BEGIN

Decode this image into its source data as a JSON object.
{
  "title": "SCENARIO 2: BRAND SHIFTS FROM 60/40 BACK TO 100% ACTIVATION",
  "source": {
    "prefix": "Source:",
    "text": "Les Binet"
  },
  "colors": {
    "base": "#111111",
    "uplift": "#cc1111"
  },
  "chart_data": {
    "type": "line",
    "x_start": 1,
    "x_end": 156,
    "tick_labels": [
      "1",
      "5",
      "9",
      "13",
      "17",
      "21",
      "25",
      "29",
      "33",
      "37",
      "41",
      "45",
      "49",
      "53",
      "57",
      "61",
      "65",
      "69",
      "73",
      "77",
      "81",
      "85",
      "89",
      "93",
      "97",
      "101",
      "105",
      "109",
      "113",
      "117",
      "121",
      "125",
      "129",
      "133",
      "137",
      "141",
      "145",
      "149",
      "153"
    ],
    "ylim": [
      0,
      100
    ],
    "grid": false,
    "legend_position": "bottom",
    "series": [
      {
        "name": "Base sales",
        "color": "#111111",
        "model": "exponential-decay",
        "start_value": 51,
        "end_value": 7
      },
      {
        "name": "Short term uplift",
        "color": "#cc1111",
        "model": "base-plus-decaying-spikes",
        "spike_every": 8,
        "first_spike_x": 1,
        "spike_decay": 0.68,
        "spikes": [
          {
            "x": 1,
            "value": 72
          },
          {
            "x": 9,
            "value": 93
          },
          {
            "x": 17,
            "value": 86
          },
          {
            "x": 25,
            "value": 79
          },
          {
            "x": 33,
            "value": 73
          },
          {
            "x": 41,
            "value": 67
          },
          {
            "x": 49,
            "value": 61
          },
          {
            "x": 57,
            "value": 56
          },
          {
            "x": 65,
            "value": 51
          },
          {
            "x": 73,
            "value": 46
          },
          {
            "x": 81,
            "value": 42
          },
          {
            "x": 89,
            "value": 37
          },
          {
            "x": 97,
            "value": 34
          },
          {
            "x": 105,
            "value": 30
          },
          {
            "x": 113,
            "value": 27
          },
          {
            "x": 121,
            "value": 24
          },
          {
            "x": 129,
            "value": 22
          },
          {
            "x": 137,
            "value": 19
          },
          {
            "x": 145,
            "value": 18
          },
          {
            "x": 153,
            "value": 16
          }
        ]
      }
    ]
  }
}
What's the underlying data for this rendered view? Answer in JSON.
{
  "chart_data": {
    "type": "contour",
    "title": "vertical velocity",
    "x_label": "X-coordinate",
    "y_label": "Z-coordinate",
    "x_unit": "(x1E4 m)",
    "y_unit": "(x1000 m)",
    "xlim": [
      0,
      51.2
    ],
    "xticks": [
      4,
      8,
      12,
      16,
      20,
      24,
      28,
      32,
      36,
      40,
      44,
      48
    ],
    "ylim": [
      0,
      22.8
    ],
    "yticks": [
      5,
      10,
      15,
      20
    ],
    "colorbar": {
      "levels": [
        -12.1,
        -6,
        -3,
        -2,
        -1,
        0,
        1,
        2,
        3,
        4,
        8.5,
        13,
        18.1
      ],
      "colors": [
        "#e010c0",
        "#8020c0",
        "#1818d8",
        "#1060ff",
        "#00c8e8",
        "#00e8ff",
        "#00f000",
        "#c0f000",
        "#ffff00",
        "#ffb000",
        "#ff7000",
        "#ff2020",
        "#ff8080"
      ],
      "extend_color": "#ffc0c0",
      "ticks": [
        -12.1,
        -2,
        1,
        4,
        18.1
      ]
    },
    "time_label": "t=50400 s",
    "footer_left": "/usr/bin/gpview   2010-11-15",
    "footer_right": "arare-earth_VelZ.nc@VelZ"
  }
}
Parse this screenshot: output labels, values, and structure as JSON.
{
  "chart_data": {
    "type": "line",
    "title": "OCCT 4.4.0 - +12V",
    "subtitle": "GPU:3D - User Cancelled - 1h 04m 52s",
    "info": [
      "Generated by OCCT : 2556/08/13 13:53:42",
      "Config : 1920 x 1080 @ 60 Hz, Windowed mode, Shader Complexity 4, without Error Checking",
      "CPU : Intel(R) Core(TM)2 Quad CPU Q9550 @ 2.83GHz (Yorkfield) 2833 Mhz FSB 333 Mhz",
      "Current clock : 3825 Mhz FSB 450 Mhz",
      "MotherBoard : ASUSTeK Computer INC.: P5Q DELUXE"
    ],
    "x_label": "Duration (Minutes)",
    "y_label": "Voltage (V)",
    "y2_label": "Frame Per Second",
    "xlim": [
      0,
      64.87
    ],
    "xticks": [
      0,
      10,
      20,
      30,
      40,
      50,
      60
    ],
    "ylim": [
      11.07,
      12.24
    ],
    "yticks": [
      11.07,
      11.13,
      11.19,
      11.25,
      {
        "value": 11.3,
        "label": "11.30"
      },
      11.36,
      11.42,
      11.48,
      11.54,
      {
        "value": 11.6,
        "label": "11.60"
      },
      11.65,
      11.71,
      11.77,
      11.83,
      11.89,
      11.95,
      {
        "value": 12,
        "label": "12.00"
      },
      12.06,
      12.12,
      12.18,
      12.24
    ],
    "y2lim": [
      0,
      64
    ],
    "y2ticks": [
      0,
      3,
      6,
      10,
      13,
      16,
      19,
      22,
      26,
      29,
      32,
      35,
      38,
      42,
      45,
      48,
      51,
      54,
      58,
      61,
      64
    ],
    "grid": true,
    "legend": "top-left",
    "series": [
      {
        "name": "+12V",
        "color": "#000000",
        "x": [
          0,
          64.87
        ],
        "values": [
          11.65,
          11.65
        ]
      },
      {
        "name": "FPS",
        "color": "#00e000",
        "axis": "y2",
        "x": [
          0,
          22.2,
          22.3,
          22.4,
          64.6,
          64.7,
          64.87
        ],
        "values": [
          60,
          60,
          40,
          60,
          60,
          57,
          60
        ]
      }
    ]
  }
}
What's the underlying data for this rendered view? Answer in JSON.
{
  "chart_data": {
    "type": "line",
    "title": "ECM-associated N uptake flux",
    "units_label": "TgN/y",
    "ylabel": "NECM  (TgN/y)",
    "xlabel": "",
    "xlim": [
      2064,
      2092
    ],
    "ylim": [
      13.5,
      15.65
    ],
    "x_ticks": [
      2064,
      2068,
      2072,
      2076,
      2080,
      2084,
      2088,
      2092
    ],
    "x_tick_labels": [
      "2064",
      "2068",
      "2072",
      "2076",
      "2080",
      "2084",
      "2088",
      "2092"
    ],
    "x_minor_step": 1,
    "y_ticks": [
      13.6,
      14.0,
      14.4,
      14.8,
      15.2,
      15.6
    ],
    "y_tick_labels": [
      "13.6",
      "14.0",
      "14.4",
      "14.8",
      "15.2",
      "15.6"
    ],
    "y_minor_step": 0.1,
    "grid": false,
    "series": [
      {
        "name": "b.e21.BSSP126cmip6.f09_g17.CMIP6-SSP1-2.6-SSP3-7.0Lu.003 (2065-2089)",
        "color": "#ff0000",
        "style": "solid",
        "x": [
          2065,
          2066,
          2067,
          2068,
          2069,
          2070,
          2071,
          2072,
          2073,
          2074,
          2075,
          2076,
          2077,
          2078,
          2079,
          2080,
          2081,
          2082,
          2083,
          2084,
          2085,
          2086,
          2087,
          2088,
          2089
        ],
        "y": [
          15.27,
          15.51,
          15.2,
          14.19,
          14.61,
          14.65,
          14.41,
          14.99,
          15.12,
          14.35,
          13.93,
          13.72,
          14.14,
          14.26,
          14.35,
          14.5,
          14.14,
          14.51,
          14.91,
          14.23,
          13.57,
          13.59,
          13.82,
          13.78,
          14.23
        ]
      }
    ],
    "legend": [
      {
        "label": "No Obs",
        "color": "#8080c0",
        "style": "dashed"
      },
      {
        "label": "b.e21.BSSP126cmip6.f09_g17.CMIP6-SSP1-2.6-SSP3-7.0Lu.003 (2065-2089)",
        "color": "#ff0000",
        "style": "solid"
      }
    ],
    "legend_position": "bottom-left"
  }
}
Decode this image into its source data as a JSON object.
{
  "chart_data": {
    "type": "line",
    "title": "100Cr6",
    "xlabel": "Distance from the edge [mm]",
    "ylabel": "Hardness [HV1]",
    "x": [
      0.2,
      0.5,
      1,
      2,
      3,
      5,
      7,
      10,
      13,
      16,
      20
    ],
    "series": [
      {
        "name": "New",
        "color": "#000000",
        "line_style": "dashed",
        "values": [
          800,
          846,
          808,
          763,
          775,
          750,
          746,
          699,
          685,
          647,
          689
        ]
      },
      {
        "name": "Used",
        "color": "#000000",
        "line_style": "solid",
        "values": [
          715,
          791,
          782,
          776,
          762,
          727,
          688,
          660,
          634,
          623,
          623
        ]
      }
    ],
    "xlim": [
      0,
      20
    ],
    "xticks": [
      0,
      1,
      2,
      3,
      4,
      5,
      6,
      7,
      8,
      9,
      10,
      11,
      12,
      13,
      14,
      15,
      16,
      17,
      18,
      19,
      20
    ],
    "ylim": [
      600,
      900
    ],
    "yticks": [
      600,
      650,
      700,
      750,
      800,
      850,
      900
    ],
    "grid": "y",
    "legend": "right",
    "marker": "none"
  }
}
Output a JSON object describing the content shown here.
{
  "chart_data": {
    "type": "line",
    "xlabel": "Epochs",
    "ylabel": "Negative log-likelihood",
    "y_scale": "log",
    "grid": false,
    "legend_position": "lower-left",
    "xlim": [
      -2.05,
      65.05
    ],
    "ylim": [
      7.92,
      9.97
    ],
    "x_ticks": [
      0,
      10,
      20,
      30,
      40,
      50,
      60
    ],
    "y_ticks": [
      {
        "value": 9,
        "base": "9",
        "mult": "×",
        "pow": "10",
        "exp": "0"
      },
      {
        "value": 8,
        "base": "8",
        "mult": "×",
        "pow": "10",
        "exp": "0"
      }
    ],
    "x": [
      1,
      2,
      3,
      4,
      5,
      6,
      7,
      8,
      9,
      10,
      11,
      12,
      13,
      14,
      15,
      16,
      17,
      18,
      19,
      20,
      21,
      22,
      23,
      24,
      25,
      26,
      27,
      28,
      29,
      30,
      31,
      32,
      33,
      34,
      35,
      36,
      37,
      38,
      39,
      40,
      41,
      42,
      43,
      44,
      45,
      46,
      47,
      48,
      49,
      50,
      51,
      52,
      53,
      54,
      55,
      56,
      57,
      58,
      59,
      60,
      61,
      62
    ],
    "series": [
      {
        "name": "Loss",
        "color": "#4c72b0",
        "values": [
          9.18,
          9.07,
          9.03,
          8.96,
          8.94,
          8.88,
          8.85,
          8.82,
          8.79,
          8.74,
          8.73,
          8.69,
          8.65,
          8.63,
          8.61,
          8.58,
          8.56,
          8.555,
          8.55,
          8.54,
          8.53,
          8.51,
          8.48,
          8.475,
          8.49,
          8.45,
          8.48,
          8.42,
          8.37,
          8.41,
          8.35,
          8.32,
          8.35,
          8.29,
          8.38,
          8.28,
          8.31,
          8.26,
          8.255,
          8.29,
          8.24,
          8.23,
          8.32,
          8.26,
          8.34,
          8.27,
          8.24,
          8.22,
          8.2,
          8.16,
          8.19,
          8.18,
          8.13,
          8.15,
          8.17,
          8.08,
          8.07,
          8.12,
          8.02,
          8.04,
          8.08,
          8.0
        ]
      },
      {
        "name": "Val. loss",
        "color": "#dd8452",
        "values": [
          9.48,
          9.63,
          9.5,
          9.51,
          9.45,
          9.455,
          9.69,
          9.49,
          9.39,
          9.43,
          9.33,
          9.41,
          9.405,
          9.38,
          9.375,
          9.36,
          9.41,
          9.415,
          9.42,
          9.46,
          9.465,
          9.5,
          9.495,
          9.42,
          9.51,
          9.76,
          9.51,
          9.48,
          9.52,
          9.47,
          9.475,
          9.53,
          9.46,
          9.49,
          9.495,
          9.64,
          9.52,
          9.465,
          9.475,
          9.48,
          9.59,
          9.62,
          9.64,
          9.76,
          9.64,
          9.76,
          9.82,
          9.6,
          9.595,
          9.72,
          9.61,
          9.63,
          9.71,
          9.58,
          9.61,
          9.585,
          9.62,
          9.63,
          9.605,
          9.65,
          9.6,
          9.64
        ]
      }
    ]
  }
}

END

**Aim of the exercise**
State the number of lines above that hold the string "name", with nothing added.

**Exercise result**
9